--- Start Data entries ---

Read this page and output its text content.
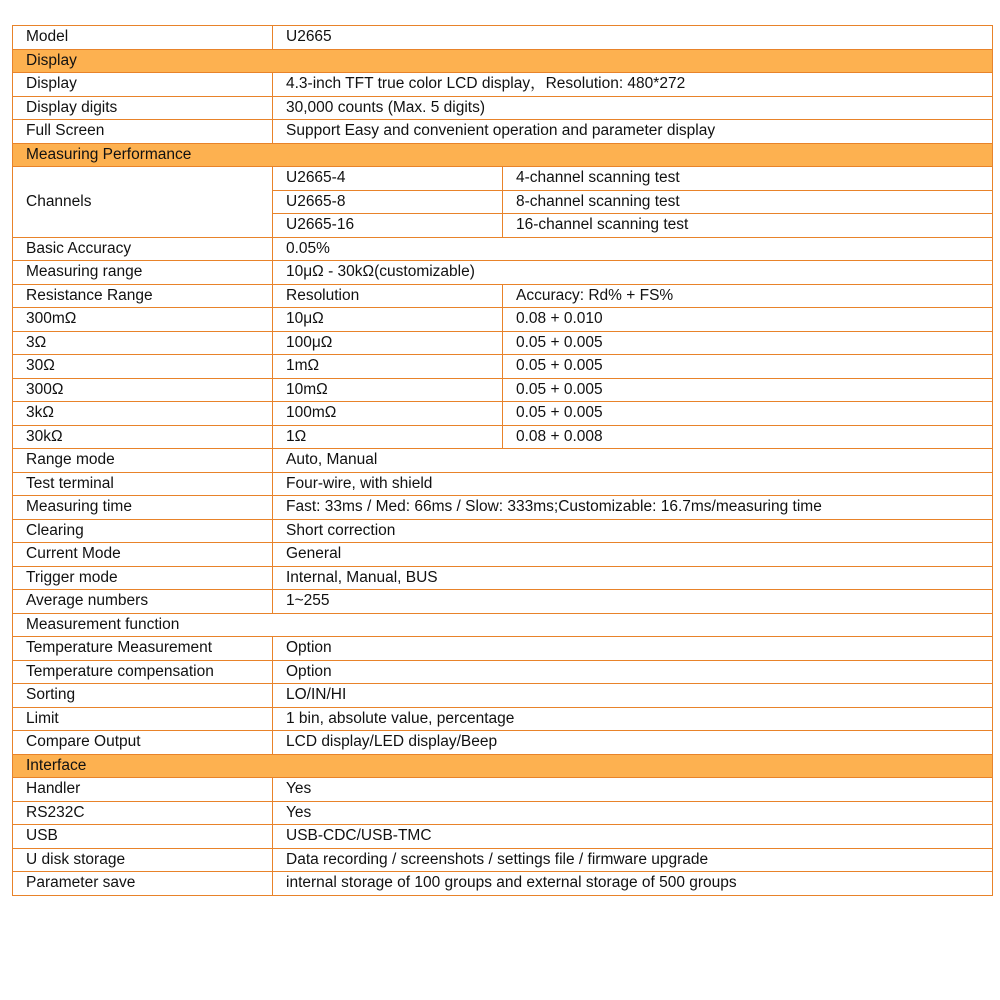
Model	U2665	
Display		
Display	4.3-inch TFT true color LCD display，Resolution: 480*272	
Display digits	30,000 counts (Max. 5 digits)	
Full Screen	Support Easy and convenient operation and parameter display	
Measuring Performance		
Channels	U2665-4	4-channel scanning test
	U2665-8	8-channel scanning test
	U2665-16	16-channel scanning test
Basic Accuracy	0.05%	
Measuring range	10μΩ - 30kΩ(customizable)	
Resistance Range	Resolution	Accuracy: Rd% + FS%
300mΩ	10μΩ	0.08 + 0.010
3Ω	100μΩ	0.05 + 0.005
30Ω	1mΩ	0.05 + 0.005
300Ω	10mΩ	0.05 + 0.005
3kΩ	100mΩ	0.05 + 0.005
30kΩ	1Ω	0.08 + 0.008
Range mode	Auto, Manual	
Test terminal	Four-wire, with shield	
Measuring time	Fast: 33ms / Med: 66ms / Slow: 333ms;Customizable: 16.7ms/measuring time	
Clearing	Short correction	
Current Mode	General	
Trigger mode	Internal, Manual, BUS	
Average numbers	1~255	
Measurement function		
Temperature Measurement	Option	
Temperature compensation	Option	
Sorting	LO/IN/HI	
Limit	1 bin, absolute value, percentage	
Compare Output	LCD display/LED display/Beep	
Interface		
Handler	Yes	
RS232C	Yes	
USB	USB-CDC/USB-TMC	
U disk storage	Data recording / screenshots / settings file / firmware upgrade	
Parameter save	internal storage of 100 groups and external storage of 500 groups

--- End Data entries ---

- _Problem description_: Tally the lines that hold the string "channel" and state the total, nothing more.

- _Written answer_: 3